Write out every entry precisely as given, leaving the pictures out.

### [Dataset items]

--------------------

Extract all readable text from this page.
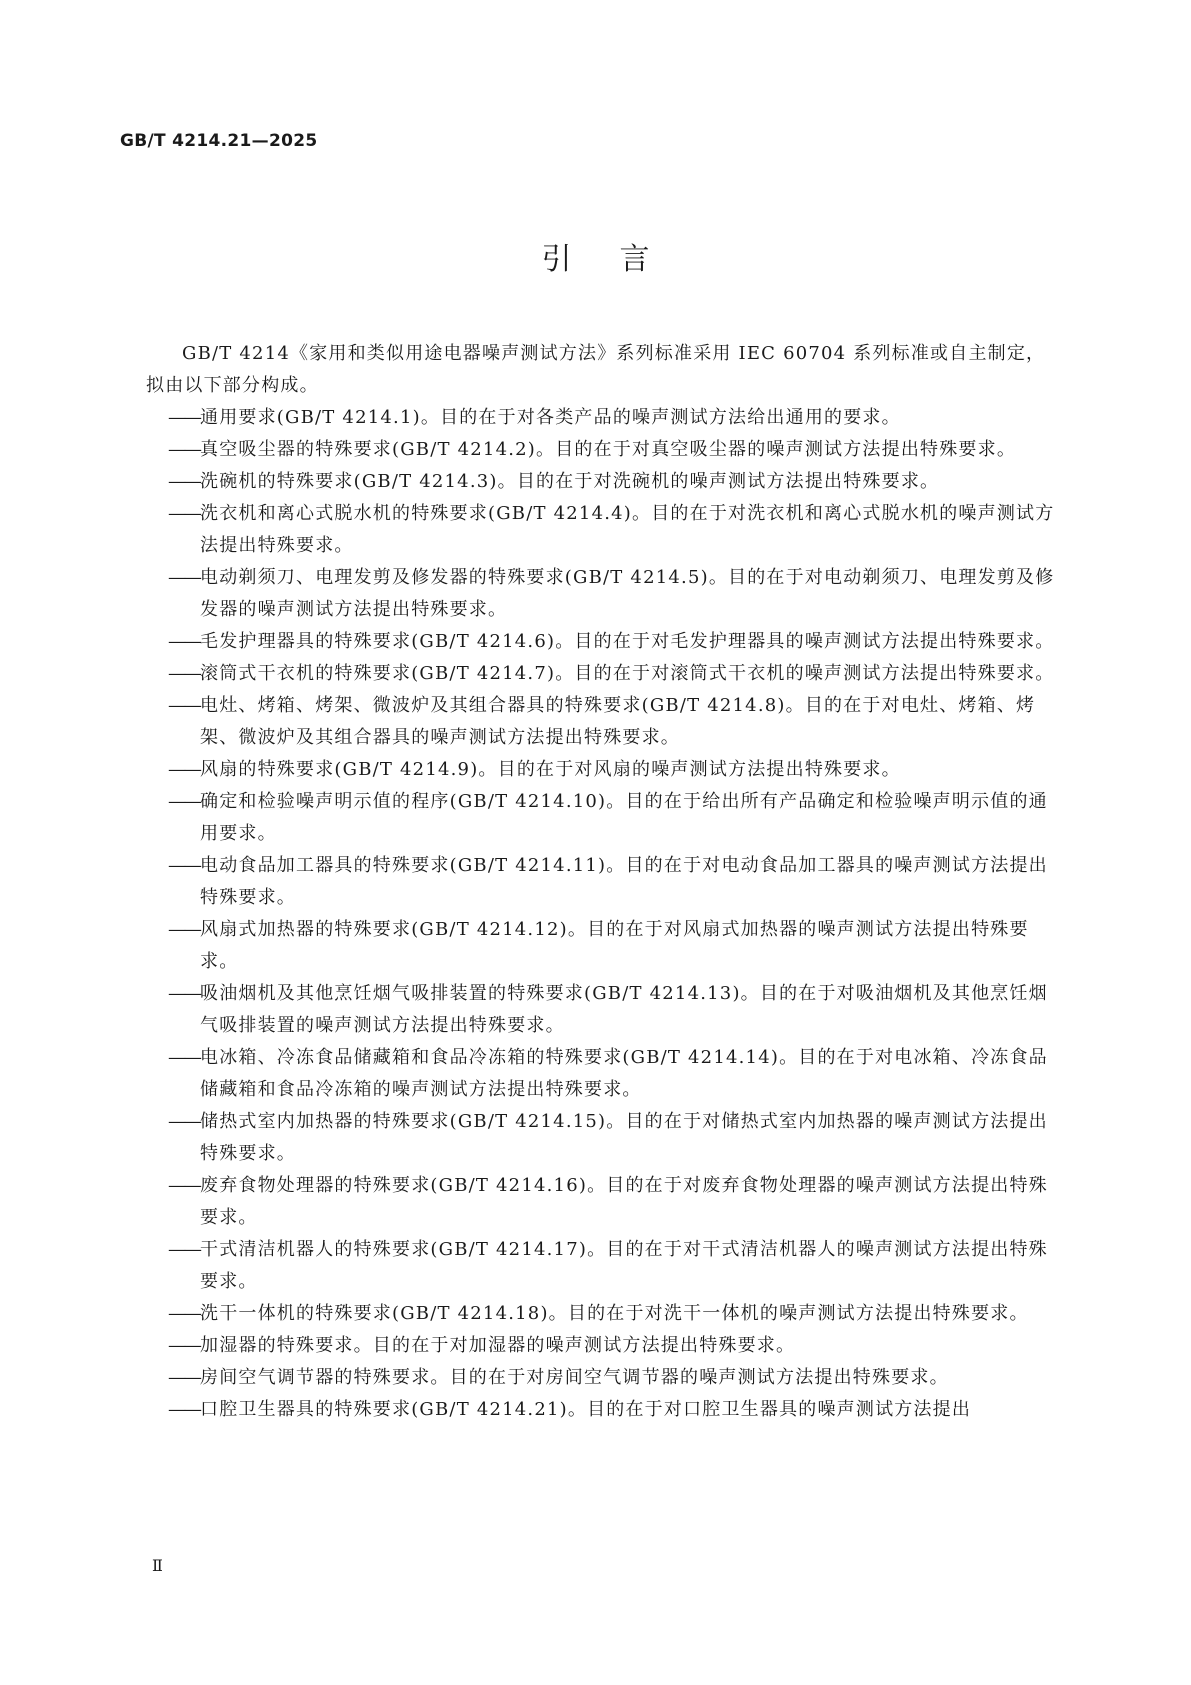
GB/T 4214.21—2025
引言
GB/T 4214《家用和类似用途电器噪声测试方法》系列标准采用 IEC 60704 系列标准或自主制定，拟由以下部分构成。
—— 通用要求(GB/T 4214.1)。目的在于对各类产品的噪声测试方法给出通用的要求。
—— 真空吸尘器的特殊要求(GB/T 4214.2)。目的在于对真空吸尘器的噪声测试方法提出特殊要求。
—— 洗碗机的特殊要求(GB/T 4214.3)。目的在于对洗碗机的噪声测试方法提出特殊要求。
—— 洗衣机和离心式脱水机的特殊要求(GB/T 4214.4)。目的在于对洗衣机和离心式脱水机的噪声测试方法提出特殊要求。
—— 电动剃须刀、电理发剪及修发器的特殊要求(GB/T 4214.5)。目的在于对电动剃须刀、电理发剪及修发器的噪声测试方法提出特殊要求。
—— 毛发护理器具的特殊要求(GB/T 4214.6)。目的在于对毛发护理器具的噪声测试方法提出特殊要求。
—— 滚筒式干衣机的特殊要求(GB/T 4214.7)。目的在于对滚筒式干衣机的噪声测试方法提出特殊要求。
—— 电灶、烤箱、烤架、微波炉及其组合器具的特殊要求(GB/T 4214.8)。目的在于对电灶、烤箱、烤架、微波炉及其组合器具的噪声测试方法提出特殊要求。
—— 风扇的特殊要求(GB/T 4214.9)。目的在于对风扇的噪声测试方法提出特殊要求。
—— 确定和检验噪声明示值的程序(GB/T 4214.10)。目的在于给出所有产品确定和检验噪声明示值的通用要求。
—— 电动食品加工器具的特殊要求(GB/T 4214.11)。目的在于对电动食品加工器具的噪声测试方法提出特殊要求。
—— 风扇式加热器的特殊要求(GB/T 4214.12)。目的在于对风扇式加热器的噪声测试方法提出特殊要求。
—— 吸油烟机及其他烹饪烟气吸排装置的特殊要求(GB/T 4214.13)。目的在于对吸油烟机及其他烹饪烟气吸排装置的噪声测试方法提出特殊要求。
—— 电冰箱、冷冻食品储藏箱和食品冷冻箱的特殊要求(GB/T 4214.14)。目的在于对电冰箱、冷冻食品储藏箱和食品冷冻箱的噪声测试方法提出特殊要求。
—— 储热式室内加热器的特殊要求(GB/T 4214.15)。目的在于对储热式室内加热器的噪声测试方法提出特殊要求。
—— 废弃食物处理器的特殊要求(GB/T 4214.16)。目的在于对废弃食物处理器的噪声测试方法提出特殊要求。
—— 干式清洁机器人的特殊要求(GB/T 4214.17)。目的在于对干式清洁机器人的噪声测试方法提出特殊要求。
—— 洗干一体机的特殊要求(GB/T 4214.18)。目的在于对洗干一体机的噪声测试方法提出特殊要求。
—— 加湿器的特殊要求。目的在于对加湿器的噪声测试方法提出特殊要求。
—— 房间空气调节器的特殊要求。目的在于对房间空气调节器的噪声测试方法提出特殊要求。
—— 口腔卫生器具的特殊要求(GB/T 4214.21)。目的在于对口腔卫生器具的噪声测试方法提出
Ⅱ
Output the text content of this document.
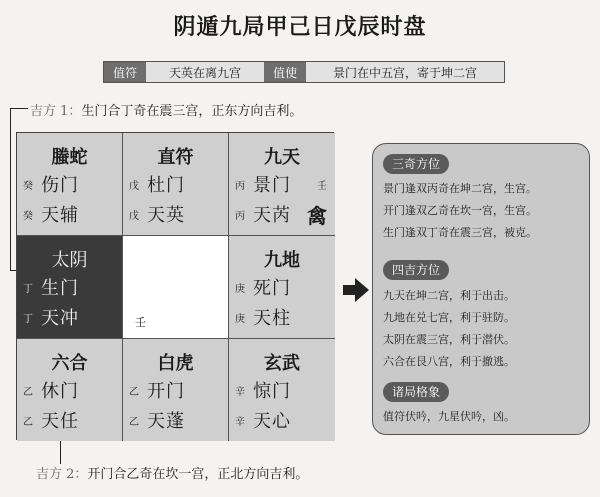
阴遁九局甲己日戊辰时盘
值符	天英在离九宫	值使	景门在中五宫，寄于坤二宫
吉方 1：生门合丁奇在震三宫，正东方向吉利。
螣蛇
癸 伤门
癸 天辅
直符
戊 杜门
戊 天英
九天
丙 景门	壬
丙 天芮 禽
太阴
丁 生门
丁 天冲	壬
九地
庚 死门
庚 天柱
六合
乙 休门
乙 天任
白虎
乙 开门
乙 天蓬
玄武
辛 惊门
辛 天心
三奇方位
景门逢双丙奇在坤二宫，生宫。
开门逢双乙奇在坎一宫，生宫。
生门逢双丁奇在震三宫，被克。
四吉方位
九天在坤二宫，利于出击。
九地在兑七宫，利于驻防。
太阴在震三宫，利于潜伏。
六合在艮八宫，利于撤逃。
诸局格象
值符伏吟，九星伏吟，凶。
吉方 2：开门合乙奇在坎一宫，正北方向吉利。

--------------------

### [SOLUTION TO THIS TASK]
Extract all readable text from this page.
GB/T 4214.21—2025
引言
GB/T 4214《家用和类似用途电器噪声测试方法》系列标准采用 IEC 60704 系列标准或自主制定，拟由以下部分构成。
—— 通用要求(GB/T 4214.1)。目的在于对各类产品的噪声测试方法给出通用的要求。
—— 真空吸尘器的特殊要求(GB/T 4214.2)。目的在于对真空吸尘器的噪声测试方法提出特殊要求。
—— 洗碗机的特殊要求(GB/T 4214.3)。目的在于对洗碗机的噪声测试方法提出特殊要求。
—— 洗衣机和离心式脱水机的特殊要求(GB/T 4214.4)。目的在于对洗衣机和离心式脱水机的噪声测试方法提出特殊要求。
—— 电动剃须刀、电理发剪及修发器的特殊要求(GB/T 4214.5)。目的在于对电动剃须刀、电理发剪及修发器的噪声测试方法提出特殊要求。
—— 毛发护理器具的特殊要求(GB/T 4214.6)。目的在于对毛发护理器具的噪声测试方法提出特殊要求。
—— 滚筒式干衣机的特殊要求(GB/T 4214.7)。目的在于对滚筒式干衣机的噪声测试方法提出特殊要求。
—— 电灶、烤箱、烤架、微波炉及其组合器具的特殊要求(GB/T 4214.8)。目的在于对电灶、烤箱、烤架、微波炉及其组合器具的噪声测试方法提出特殊要求。
—— 风扇的特殊要求(GB/T 4214.9)。目的在于对风扇的噪声测试方法提出特殊要求。
—— 确定和检验噪声明示值的程序(GB/T 4214.10)。目的在于给出所有产品确定和检验噪声明示值的通用要求。
—— 电动食品加工器具的特殊要求(GB/T 4214.11)。目的在于对电动食品加工器具的噪声测试方法提出特殊要求。
—— 风扇式加热器的特殊要求(GB/T 4214.12)。目的在于对风扇式加热器的噪声测试方法提出特殊要求。
—— 吸油烟机及其他烹饪烟气吸排装置的特殊要求(GB/T 4214.13)。目的在于对吸油烟机及其他烹饪烟气吸排装置的噪声测试方法提出特殊要求。
—— 电冰箱、冷冻食品储藏箱和食品冷冻箱的特殊要求(GB/T 4214.14)。目的在于对电冰箱、冷冻食品储藏箱和食品冷冻箱的噪声测试方法提出特殊要求。
—— 储热式室内加热器的特殊要求(GB/T 4214.15)。目的在于对储热式室内加热器的噪声测试方法提出特殊要求。
—— 废弃食物处理器的特殊要求(GB/T 4214.16)。目的在于对废弃食物处理器的噪声测试方法提出特殊要求。
—— 干式清洁机器人的特殊要求(GB/T 4214.17)。目的在于对干式清洁机器人的噪声测试方法提出特殊要求。
—— 洗干一体机的特殊要求(GB/T 4214.18)。目的在于对洗干一体机的噪声测试方法提出特殊要求。
—— 加湿器的特殊要求。目的在于对加湿器的噪声测试方法提出特殊要求。
—— 房间空气调节器的特殊要求。目的在于对房间空气调节器的噪声测试方法提出特殊要求。
—— 口腔卫生器具的特殊要求(GB/T 4214.21)。目的在于对口腔卫生器具的噪声测试方法提出
Ⅱ
Output the text content of this document.
阴遁九局甲己日戊辰时盘
值符	天英在离九宫	值使	景门在中五宫，寄于坤二宫
吉方 1：生门合丁奇在震三宫，正东方向吉利。
螣蛇
癸 伤门
癸 天辅
直符
戊 杜门
戊 天英
九天
丙 景门	壬
丙 天芮 禽
太阴
丁 生门
丁 天冲	壬
九地
庚 死门
庚 天柱
六合
乙 休门
乙 天任
白虎
乙 开门
乙 天蓬
玄武
辛 惊门
辛 天心
三奇方位
景门逢双丙奇在坤二宫，生宫。
开门逢双乙奇在坎一宫，生宫。
生门逢双丁奇在震三宫，被克。
四吉方位
九天在坤二宫，利于出击。
九地在兑七宫，利于驻防。
太阴在震三宫，利于潜伏。
六合在艮八宫，利于撤逃。
诸局格象
值符伏吟，九星伏吟，凶。
吉方 2：开门合乙奇在坎一宫，正北方向吉利。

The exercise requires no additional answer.